▸ TASK REQUIREMENTS:
1/ Extract from the dental news text the passage running from "An announcement from" to "dentists’ time appropriately.", copying it without changes.
2/ According to the dental news text, during what hours on weekdays is the Dental Nurse Triage service planned to operate?
3/ Carry on the dental news text from the point where it stops.

The effective triage of patients with dental problems is also emphasised within the guide. It is noted there are a number of options for triage that could be used and the configuration will depend on local requirements, such as the Dental Nurse Triage service that is being procured in London. This service will receive patient information via NHS 111; return calls and carry out a clinical telephone triage using established dental algorithms; and provide information, reassurance and advice to callers and allocate patients to same day, next day treatment slots or signpost to an NHS dental service.

The service will be delivered by trained and experienced dental care professionals, and is planned to operate between 6pm and 8am during the week. It is also planned to operate 24 hours during weekends and bank holidays. The service will have a phased implementation from 1 April 2016 and align with NHS providers in London.

BDA suspends strike action

The British Dental Association (BDA) suspended industrial action planned for 26–28 January in support of the British Medical Association (BMA), as it seeks to rekindle talks to resolve the differences over the proposed new contract for hospital juniors in England.

The BDA has been following the BMA’s lead in disputing the proposed contract, and supporting hospital junior dentist members to ensure a safe and fair junior contract is put in place. BDA junior hospital dentists took action on 12 January, protesting against the erosion of patient safety and the potential impact on dentists’ working lives.

An announcement from the BDA on the proposed contract, said: ‘We feel it removes vital safeguards for both dentists and their patients. We want to ensure dentists are protected from being required to work excessive hours in a week. We oppose the plans for the extension of standard time from the current 7am to 7pm, Monday to Friday to 7am to 10pm, Monday to Saturday, as we don’t feel this values dentists’ time appropriately.

▸ GIVEN RECORDS:
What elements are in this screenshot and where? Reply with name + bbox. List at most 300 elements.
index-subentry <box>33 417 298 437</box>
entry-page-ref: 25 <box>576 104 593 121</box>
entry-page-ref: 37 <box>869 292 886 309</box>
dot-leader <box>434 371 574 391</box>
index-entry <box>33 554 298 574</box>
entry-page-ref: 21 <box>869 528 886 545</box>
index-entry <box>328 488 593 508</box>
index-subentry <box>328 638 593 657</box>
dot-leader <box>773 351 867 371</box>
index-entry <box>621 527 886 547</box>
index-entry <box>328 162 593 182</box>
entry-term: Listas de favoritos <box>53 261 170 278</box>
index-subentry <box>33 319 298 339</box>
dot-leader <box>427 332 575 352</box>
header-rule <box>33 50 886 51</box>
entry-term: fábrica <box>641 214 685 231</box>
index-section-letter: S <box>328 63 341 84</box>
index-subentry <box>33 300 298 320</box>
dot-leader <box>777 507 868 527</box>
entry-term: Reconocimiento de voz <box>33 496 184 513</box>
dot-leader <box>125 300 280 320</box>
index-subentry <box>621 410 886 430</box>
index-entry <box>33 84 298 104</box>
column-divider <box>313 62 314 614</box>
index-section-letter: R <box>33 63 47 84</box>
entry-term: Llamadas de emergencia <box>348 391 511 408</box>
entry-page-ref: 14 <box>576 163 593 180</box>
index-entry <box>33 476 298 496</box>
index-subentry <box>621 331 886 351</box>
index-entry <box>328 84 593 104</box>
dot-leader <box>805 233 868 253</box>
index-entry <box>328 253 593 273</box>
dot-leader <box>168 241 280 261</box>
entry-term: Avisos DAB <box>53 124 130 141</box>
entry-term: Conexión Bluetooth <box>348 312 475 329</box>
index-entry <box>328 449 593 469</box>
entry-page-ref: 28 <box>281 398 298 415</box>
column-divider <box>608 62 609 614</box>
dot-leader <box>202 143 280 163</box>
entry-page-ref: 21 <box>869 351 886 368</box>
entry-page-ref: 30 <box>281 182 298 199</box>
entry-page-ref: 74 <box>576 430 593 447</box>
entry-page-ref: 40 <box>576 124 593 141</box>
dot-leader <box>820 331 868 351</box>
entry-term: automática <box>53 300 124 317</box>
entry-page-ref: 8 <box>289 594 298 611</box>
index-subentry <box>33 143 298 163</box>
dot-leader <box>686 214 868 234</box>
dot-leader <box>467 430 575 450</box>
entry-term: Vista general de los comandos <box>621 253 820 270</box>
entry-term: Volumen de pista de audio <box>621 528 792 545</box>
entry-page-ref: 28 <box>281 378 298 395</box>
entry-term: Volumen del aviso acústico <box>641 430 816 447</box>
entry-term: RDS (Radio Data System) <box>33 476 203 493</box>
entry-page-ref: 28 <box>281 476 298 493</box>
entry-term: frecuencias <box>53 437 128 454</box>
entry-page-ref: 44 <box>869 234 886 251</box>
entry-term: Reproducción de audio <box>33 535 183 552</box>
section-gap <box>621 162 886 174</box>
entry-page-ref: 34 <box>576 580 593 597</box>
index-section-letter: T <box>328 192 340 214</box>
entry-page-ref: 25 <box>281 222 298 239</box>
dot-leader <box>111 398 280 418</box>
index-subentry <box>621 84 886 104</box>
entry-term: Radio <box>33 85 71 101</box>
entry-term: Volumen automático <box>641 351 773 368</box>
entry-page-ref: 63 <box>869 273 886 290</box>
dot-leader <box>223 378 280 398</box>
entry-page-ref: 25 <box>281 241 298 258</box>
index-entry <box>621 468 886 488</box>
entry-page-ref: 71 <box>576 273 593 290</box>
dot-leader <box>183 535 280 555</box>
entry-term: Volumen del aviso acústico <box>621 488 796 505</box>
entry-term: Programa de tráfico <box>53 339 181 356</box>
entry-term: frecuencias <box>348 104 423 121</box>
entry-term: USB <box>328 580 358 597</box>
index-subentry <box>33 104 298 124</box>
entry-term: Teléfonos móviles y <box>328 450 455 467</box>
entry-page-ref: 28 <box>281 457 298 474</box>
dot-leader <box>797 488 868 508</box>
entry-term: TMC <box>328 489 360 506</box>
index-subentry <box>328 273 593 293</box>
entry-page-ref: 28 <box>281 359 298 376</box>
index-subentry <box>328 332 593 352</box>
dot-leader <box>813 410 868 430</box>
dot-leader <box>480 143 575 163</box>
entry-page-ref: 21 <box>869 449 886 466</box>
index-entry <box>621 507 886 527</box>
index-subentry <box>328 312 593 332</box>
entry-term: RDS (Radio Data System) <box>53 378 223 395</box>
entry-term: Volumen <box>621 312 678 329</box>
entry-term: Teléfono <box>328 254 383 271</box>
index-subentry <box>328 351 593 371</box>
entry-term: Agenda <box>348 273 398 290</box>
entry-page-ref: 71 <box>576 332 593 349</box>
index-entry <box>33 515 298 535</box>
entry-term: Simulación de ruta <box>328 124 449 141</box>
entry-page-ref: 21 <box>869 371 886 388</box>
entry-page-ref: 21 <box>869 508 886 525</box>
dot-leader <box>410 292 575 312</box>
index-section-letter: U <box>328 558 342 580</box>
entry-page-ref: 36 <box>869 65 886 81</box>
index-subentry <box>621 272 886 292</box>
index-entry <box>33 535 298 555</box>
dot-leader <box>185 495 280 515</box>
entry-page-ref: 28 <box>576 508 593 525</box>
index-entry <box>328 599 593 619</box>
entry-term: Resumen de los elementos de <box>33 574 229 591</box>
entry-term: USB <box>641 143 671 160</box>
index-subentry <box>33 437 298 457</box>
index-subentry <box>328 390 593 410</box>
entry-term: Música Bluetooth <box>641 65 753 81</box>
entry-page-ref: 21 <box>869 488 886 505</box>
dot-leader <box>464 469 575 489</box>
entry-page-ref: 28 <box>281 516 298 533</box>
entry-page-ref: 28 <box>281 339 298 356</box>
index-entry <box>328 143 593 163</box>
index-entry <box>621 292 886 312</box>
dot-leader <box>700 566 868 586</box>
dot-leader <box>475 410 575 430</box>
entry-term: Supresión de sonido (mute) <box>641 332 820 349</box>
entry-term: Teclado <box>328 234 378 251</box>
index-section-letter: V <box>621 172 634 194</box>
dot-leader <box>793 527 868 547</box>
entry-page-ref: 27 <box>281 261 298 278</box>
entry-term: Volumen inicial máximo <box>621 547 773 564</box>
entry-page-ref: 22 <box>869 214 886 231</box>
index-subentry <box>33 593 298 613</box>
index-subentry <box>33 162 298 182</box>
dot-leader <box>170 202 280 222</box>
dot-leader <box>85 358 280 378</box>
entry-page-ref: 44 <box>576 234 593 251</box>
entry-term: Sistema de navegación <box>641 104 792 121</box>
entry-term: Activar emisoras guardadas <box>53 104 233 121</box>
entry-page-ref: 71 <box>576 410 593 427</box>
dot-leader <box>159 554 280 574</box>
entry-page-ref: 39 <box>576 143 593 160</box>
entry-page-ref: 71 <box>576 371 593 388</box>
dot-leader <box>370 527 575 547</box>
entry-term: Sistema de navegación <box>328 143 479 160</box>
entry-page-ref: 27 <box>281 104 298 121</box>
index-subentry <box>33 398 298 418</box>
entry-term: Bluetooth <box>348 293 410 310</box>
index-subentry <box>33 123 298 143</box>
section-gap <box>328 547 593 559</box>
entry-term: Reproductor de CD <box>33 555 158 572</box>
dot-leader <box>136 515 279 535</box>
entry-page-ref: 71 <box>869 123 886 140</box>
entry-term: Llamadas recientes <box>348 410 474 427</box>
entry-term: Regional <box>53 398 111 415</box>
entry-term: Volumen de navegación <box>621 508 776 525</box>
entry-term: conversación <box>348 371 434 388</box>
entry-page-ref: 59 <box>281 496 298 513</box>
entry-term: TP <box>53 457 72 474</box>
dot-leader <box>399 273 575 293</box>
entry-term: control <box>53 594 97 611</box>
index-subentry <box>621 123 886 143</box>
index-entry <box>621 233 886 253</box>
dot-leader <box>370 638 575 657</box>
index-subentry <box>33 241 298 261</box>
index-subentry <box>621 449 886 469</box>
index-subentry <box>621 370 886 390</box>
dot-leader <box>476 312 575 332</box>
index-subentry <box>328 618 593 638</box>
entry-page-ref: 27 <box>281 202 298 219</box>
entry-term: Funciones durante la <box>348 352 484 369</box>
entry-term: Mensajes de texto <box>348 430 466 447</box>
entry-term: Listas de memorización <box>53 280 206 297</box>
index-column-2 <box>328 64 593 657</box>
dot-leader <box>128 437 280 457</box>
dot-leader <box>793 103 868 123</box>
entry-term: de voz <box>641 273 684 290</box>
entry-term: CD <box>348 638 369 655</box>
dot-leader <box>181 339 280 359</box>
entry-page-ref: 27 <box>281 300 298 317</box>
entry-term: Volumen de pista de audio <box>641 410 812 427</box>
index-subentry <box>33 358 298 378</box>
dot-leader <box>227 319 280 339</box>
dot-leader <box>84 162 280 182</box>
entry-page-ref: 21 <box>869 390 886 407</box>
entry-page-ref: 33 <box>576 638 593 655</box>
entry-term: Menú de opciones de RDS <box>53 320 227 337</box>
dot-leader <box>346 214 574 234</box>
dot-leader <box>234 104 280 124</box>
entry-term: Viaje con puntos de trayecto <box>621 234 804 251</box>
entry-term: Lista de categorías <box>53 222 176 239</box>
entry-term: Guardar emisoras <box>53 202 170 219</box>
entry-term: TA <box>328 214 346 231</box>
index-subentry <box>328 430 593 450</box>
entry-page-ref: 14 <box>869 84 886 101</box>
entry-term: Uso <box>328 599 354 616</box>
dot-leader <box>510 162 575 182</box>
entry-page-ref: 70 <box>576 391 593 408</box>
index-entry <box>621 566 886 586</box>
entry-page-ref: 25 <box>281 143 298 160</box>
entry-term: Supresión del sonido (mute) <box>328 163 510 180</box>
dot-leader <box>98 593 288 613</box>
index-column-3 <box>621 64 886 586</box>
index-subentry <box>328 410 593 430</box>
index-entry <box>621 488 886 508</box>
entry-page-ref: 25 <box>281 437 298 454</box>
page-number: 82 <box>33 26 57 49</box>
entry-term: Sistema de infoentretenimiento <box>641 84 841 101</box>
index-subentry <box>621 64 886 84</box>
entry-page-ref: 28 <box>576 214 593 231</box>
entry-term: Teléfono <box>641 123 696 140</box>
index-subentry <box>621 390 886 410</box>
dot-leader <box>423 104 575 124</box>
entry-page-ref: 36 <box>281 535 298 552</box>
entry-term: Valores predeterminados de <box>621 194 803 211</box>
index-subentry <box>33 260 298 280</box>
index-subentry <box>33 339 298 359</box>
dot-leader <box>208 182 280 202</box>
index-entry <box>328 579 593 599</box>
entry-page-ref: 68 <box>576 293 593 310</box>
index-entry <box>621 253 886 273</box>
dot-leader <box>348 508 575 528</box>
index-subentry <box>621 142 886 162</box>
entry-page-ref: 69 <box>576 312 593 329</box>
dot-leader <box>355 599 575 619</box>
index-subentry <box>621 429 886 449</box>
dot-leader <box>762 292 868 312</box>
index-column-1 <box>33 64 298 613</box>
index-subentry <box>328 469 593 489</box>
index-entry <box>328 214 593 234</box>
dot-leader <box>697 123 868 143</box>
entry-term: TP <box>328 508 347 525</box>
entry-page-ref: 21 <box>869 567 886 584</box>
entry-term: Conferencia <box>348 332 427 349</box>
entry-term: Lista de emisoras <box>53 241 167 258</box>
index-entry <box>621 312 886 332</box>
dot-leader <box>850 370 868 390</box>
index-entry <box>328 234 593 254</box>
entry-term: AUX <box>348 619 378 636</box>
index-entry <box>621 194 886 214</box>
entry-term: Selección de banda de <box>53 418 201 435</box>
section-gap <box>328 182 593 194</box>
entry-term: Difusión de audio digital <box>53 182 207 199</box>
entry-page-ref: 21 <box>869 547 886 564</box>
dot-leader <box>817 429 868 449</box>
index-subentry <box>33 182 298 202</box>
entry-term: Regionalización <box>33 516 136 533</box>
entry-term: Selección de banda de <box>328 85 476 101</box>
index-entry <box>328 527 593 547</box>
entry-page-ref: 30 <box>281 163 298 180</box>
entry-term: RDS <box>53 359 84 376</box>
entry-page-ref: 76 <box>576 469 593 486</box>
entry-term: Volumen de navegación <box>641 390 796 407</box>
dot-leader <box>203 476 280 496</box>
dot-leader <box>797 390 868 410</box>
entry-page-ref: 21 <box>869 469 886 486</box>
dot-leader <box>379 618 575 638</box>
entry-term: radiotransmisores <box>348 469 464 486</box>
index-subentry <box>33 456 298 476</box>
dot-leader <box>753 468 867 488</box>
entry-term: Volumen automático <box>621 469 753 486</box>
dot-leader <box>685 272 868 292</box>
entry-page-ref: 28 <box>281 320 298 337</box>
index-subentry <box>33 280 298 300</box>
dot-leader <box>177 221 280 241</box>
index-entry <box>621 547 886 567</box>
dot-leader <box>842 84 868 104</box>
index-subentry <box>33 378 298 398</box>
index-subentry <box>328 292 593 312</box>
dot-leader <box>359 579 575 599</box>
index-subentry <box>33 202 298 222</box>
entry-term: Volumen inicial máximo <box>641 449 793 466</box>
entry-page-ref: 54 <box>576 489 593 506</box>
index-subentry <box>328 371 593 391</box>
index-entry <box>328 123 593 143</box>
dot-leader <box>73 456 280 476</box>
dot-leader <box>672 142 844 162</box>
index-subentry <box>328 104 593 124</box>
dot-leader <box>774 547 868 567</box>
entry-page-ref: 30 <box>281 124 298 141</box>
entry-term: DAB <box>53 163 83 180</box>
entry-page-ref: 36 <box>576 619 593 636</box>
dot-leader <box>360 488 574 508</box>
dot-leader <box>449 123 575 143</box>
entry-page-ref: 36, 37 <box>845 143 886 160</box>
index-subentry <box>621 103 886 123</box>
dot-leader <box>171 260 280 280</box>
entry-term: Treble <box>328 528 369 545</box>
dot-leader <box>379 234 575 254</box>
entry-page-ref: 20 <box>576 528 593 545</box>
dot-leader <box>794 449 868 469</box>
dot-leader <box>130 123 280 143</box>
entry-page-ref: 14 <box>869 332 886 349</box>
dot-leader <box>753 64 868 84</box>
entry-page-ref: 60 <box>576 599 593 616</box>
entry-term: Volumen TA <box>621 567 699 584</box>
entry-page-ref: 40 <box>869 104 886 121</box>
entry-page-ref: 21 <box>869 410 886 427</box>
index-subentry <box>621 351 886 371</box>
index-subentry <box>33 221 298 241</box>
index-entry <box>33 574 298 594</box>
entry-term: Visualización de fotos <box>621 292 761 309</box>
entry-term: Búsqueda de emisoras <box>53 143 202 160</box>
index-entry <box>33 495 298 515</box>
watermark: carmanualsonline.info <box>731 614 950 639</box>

▸ EXPECTED RESPONSES:
1/
An announcement from the BDA on the proposed contract, said: ‘We feel it removes vital safeguards for both dentists and their patients. We want to ensure dentists are protected from being required to work excessive hours in a week. We oppose the plans for the extension of standard time from the current 7am to 7pm, Monday to Friday to 7am to 10pm, Monday to Saturday, as we don’t feel this values dentists’ time appropriately.

2/ Between 6pm and 8am.

3/
‘We also object to the proposals on pay progression, which may mean some dentists are discouraged from entering specialist training, due to the plans to increase pay only when a trainee moves to the next stage of training and responsibility. We feel this particularly disadvantages those with families, because of the financial worries of taking time out of training for maternity leave or to work part time. It will also discourage those already in training from undertaking research or retraining in a preferred specialty, to the long-term detriment of the NHS.’

Further action for a full withdrawal of labour is still planned for Wednesday 10 February 2016.

Sound bites

Parliament calls for ‘complete overhaul’ of the General Dental Council (GDC). Members of the House of Commons debated the Section 60 Order which, if laid, will allow the GDC to introduce case examiners into its fitness to practise (FTP) process. This followed a debate in the House of Lords on the same subject, during which Shadow Health Minister Lord Hunt repeatedly called for resignations within the GDC.While the debates in both Houses were held to discuss these changes to the Dentists Act 1984, the main focus of the discussions was the performance, and the fitness to regulate, of the GDC. Shadow Health Minister Justin Madders raised the need for a ‘complete overhaul’ of the GDC, calling it the most expensive and least efficient of the health regulators, and noting the lack of confidence the profession has in the GDC.

The National Institute for Health and Care Excellence (NICE) has published new guidelines on oral health promotion in general dental practice, placing a focus on giving patients the ability to make an informed decision about their care. The guidelines cover how general dental practice teams can give advice about oral hygiene, the use of fluoride, as well as how areas such as diet, smoking, smokeless tobacco and alcohol intake affect oral health in order to help patients make informed decisions about their own care and encourage preventive treatments. Dr Ben Atkins, a dentist and Trustee of the British Dental Health Foundation, was a member of the committee for the NICE guidelines. Dr Atkins said: ‘These guidelines outline a patient-centred approach to ensure patients who are using the services are actively involved in discussions and able to make informed decisions about their care.’

Taken from Dental Nursing, published 29 January 2016.